*** Source data

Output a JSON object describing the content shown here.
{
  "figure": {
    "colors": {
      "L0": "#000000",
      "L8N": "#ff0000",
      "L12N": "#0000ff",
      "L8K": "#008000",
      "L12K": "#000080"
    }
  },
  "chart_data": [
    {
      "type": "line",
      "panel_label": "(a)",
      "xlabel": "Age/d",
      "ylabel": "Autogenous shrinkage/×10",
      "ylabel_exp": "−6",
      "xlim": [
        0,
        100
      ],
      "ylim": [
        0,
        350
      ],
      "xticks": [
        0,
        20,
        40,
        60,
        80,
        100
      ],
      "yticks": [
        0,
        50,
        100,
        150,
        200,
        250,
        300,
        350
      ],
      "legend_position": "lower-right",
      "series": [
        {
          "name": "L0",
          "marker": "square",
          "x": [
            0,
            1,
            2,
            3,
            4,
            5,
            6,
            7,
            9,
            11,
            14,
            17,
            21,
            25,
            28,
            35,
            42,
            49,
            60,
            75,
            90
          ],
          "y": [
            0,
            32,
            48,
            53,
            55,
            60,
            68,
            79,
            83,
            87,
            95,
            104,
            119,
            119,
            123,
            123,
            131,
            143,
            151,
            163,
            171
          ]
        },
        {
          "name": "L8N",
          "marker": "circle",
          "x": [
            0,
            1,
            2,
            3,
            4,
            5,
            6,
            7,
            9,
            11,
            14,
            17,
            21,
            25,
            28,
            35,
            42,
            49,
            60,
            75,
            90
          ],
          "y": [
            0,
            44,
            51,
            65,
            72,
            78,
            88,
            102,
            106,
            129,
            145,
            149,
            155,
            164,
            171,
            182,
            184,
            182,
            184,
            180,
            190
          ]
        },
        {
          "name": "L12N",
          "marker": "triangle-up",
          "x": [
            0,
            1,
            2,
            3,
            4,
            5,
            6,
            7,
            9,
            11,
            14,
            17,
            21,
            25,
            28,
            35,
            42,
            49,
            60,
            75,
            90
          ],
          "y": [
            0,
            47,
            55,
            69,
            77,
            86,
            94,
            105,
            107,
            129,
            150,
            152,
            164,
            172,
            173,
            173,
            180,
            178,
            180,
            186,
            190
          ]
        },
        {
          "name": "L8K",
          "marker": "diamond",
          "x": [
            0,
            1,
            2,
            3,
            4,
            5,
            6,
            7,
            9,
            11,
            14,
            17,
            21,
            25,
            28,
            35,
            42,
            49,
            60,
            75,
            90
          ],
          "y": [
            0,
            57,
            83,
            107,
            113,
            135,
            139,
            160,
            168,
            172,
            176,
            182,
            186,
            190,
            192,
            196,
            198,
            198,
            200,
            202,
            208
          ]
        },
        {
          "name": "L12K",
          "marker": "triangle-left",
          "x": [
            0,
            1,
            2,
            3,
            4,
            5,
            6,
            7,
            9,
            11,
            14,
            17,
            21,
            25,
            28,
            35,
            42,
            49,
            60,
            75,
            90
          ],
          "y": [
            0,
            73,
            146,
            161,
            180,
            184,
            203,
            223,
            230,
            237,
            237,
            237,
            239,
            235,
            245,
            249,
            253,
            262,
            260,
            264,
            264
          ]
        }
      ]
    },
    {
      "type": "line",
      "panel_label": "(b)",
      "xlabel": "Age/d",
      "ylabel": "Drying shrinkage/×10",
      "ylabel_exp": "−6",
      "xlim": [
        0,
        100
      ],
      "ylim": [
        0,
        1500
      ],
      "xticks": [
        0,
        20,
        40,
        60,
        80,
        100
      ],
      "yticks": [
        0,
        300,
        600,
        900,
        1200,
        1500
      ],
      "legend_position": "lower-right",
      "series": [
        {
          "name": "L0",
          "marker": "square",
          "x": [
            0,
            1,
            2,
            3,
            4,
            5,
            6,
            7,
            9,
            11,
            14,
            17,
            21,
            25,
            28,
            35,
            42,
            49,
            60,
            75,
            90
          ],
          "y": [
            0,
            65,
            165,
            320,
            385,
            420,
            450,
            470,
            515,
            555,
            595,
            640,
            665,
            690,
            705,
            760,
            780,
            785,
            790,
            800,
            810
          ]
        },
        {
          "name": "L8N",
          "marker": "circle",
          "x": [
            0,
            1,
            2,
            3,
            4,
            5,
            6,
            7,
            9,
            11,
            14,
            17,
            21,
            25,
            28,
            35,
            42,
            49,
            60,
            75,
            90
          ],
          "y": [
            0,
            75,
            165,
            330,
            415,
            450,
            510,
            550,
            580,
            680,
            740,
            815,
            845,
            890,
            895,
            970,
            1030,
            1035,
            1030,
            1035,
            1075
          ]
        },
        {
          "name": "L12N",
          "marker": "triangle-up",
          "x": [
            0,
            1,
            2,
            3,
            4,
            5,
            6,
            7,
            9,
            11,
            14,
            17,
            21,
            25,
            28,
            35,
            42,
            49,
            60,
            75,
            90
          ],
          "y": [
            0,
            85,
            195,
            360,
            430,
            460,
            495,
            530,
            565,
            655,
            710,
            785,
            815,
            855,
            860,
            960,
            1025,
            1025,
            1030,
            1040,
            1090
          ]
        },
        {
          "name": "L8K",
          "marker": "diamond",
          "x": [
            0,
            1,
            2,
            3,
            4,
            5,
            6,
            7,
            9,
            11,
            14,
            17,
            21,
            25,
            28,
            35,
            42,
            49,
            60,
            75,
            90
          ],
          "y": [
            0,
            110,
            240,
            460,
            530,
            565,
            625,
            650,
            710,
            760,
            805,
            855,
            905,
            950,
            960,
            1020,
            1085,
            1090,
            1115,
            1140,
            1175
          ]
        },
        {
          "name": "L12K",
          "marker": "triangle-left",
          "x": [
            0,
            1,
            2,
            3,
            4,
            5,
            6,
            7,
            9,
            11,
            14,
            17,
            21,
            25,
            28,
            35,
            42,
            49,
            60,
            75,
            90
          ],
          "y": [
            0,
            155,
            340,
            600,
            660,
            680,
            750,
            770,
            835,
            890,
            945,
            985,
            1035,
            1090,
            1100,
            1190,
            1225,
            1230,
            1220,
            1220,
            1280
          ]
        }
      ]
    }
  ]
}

******

Exercise prompt
Find the count of lines in the data above where the string "shrinkage" occurs. Provide that number alone.

Result
2